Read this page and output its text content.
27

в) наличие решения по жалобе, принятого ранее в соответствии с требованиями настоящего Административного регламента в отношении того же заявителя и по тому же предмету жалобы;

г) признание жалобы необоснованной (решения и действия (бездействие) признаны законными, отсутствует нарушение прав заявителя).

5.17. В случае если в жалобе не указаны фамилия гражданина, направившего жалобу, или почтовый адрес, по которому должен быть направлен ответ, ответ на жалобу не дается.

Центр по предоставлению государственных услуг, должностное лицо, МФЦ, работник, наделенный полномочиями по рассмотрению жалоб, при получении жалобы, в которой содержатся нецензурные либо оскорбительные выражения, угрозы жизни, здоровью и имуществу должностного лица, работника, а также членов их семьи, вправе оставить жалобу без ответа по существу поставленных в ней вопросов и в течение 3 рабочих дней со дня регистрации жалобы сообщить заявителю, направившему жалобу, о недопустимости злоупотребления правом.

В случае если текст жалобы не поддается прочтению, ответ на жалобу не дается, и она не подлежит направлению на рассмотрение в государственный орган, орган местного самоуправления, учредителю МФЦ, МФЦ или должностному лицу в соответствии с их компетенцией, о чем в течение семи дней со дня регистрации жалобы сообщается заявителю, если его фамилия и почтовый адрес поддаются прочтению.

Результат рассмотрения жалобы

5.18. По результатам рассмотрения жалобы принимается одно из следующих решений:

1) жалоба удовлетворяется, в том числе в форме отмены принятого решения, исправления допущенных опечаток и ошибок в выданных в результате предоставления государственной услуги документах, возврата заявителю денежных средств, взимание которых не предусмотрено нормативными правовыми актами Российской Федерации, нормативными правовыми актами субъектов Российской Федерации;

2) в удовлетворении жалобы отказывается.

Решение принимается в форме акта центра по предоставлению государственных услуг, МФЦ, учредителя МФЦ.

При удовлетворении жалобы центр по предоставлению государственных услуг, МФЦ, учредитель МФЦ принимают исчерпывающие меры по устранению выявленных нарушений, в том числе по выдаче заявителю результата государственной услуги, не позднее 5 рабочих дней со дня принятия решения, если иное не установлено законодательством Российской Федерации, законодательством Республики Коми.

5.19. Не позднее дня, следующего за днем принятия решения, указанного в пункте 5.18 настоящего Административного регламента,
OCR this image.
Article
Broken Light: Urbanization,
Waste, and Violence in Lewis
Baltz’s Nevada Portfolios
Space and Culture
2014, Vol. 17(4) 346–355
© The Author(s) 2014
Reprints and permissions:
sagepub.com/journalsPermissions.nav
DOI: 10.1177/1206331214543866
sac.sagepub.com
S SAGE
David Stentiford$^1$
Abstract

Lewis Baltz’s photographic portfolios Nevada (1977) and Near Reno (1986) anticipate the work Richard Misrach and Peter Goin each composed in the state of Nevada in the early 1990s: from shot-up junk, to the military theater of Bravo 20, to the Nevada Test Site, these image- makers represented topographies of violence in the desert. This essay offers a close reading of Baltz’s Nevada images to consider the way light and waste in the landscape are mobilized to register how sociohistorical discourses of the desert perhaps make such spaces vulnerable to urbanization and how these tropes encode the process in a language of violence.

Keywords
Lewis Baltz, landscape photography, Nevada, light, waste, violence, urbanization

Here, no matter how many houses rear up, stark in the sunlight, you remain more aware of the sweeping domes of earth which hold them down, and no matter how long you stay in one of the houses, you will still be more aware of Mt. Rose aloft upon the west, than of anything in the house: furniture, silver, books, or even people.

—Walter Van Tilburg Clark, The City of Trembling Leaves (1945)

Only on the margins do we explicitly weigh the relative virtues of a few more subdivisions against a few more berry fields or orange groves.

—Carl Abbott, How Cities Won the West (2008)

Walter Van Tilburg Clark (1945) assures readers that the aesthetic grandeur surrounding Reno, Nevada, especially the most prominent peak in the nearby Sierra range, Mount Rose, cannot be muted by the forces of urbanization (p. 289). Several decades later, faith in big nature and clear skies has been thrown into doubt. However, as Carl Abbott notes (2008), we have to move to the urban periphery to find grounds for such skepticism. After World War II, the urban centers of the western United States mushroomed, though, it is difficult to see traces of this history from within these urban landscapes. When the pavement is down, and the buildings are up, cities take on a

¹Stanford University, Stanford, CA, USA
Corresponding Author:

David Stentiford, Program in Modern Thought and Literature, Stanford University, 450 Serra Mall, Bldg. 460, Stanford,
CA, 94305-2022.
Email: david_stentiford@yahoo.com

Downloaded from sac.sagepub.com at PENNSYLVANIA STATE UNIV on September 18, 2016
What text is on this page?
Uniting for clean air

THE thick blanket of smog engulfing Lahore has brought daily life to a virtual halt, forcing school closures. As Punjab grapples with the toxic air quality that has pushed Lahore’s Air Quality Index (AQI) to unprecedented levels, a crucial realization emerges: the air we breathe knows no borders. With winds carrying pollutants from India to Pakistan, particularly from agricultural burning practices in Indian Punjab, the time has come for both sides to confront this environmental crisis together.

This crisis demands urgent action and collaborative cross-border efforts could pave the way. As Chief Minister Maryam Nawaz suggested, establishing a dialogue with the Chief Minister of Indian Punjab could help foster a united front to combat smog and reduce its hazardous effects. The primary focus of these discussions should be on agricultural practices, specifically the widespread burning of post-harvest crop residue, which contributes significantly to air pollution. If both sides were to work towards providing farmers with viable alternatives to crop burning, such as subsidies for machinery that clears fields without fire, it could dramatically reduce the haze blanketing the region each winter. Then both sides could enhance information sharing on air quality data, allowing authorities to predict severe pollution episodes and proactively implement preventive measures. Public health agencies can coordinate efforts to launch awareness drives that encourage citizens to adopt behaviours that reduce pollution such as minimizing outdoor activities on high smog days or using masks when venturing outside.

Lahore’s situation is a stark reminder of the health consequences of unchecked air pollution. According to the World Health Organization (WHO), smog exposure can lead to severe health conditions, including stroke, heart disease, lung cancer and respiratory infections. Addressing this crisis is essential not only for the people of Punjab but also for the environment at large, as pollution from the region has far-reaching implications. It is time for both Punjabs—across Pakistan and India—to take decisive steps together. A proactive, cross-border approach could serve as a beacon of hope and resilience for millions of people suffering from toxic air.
━━━━━━━━━━━━━━━━━━━━━━━━━━━━━━
DO THIS:
In the entries above, identify every line with the word "принятого". Copy those lines.

OUTPUT FOR THIS EXERCISE:
в) наличие решения по жалобе, принятого ранее в соответствии с требованиями настоящего Административного регламента в отношении того же заявителя и по тому же предмету жалобы;
1) жалоба удовлетворяется, в том числе в форме отмены принятого решения, исправления допущенных опечаток и ошибок в выданных в результате предоставления государственной услуги документах, возврата заявителю денежных средств, взимание которых не предусмотрено нормативными правовыми актами Российской Федерации, нормативными правовыми актами субъектов Российской Федерации;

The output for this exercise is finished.